◆ YOUR TASK
Copy the data below exactly.

◆ MATERIAL TO PROCESS
************
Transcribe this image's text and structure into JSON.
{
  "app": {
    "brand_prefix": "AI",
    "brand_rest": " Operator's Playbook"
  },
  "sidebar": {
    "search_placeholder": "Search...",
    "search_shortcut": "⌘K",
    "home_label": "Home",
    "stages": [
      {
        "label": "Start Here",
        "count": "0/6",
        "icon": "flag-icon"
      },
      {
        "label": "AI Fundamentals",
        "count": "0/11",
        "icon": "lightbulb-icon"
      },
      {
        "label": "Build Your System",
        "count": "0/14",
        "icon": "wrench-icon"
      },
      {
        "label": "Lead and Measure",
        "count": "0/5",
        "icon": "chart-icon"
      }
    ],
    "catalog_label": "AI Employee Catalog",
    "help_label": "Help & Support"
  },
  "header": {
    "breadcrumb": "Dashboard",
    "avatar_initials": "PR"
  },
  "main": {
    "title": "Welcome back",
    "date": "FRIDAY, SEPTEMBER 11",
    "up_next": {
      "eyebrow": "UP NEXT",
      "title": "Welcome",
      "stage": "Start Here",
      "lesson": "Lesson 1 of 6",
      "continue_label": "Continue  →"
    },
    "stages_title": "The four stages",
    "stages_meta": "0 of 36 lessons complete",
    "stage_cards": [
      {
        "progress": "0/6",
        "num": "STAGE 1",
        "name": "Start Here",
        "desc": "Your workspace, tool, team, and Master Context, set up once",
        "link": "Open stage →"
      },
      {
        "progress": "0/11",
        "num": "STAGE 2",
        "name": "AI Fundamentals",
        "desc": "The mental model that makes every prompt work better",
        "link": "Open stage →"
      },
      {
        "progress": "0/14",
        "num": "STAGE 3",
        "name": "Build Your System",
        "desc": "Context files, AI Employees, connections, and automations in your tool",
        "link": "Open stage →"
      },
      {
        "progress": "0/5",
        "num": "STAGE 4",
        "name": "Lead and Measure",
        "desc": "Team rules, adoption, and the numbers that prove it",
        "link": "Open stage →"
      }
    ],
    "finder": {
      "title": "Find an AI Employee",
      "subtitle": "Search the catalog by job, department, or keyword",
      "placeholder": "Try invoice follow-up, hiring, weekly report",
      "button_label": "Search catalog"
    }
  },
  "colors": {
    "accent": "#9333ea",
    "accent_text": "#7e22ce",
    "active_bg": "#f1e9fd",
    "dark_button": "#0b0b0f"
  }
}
************
◆ RESPONSE
Transcribe this image's text and structure into JSON.
{
  "app": {
    "brand_prefix": "AI",
    "brand_rest": " Operator's Playbook"
  },
  "sidebar": {
    "search_placeholder": "Search...",
    "search_shortcut": "⌘K",
    "home_label": "Home",
    "stages": [
      {
        "label": "Start Here",
        "count": "0/6",
        "icon": "flag-icon"
      },
      {
        "label": "AI Fundamentals",
        "count": "0/11",
        "icon": "lightbulb-icon"
      },
      {
        "label": "Build Your System",
        "count": "0/14",
        "icon": "wrench-icon"
      },
      {
        "label": "Lead and Measure",
        "count": "0/5",
        "icon": "chart-icon"
      }
    ],
    "catalog_label": "AI Employee Catalog",
    "help_label": "Help & Support"
  },
  "header": {
    "breadcrumb": "Dashboard",
    "avatar_initials": "PR"
  },
  "main": {
    "title": "Welcome back",
    "date": "FRIDAY, SEPTEMBER 11",
    "up_next": {
      "eyebrow": "UP NEXT",
      "title": "Welcome",
      "stage": "Start Here",
      "lesson": "Lesson 1 of 6",
      "continue_label": "Continue  →"
    },
    "stages_title": "The four stages",
    "stages_meta": "0 of 36 lessons complete",
    "stage_cards": [
      {
        "progress": "0/6",
        "num": "STAGE 1",
        "name": "Start Here",
        "desc": "Your workspace, tool, team, and Master Context, set up once",
        "link": "Open stage →"
      },
      {
        "progress": "0/11",
        "num": "STAGE 2",
        "name": "AI Fundamentals",
        "desc": "The mental model that makes every prompt work better",
        "link": "Open stage →"
      },
      {
        "progress": "0/14",
        "num": "STAGE 3",
        "name": "Build Your System",
        "desc": "Context files, AI Employees, connections, and automations in your tool",
        "link": "Open stage →"
      },
      {
        "progress": "0/5",
        "num": "STAGE 4",
        "name": "Lead and Measure",
        "desc": "Team rules, adoption, and the numbers that prove it",
        "link": "Open stage →"
      }
    ],
    "finder": {
      "title": "Find an AI Employee",
      "subtitle": "Search the catalog by job, department, or keyword",
      "placeholder": "Try invoice follow-up, hiring, weekly report",
      "button_label": "Search catalog"
    }
  },
  "colors": {
    "accent": "#9333ea",
    "accent_text": "#7e22ce",
    "active_bg": "#f1e9fd",
    "dark_button": "#0b0b0f"
  }
}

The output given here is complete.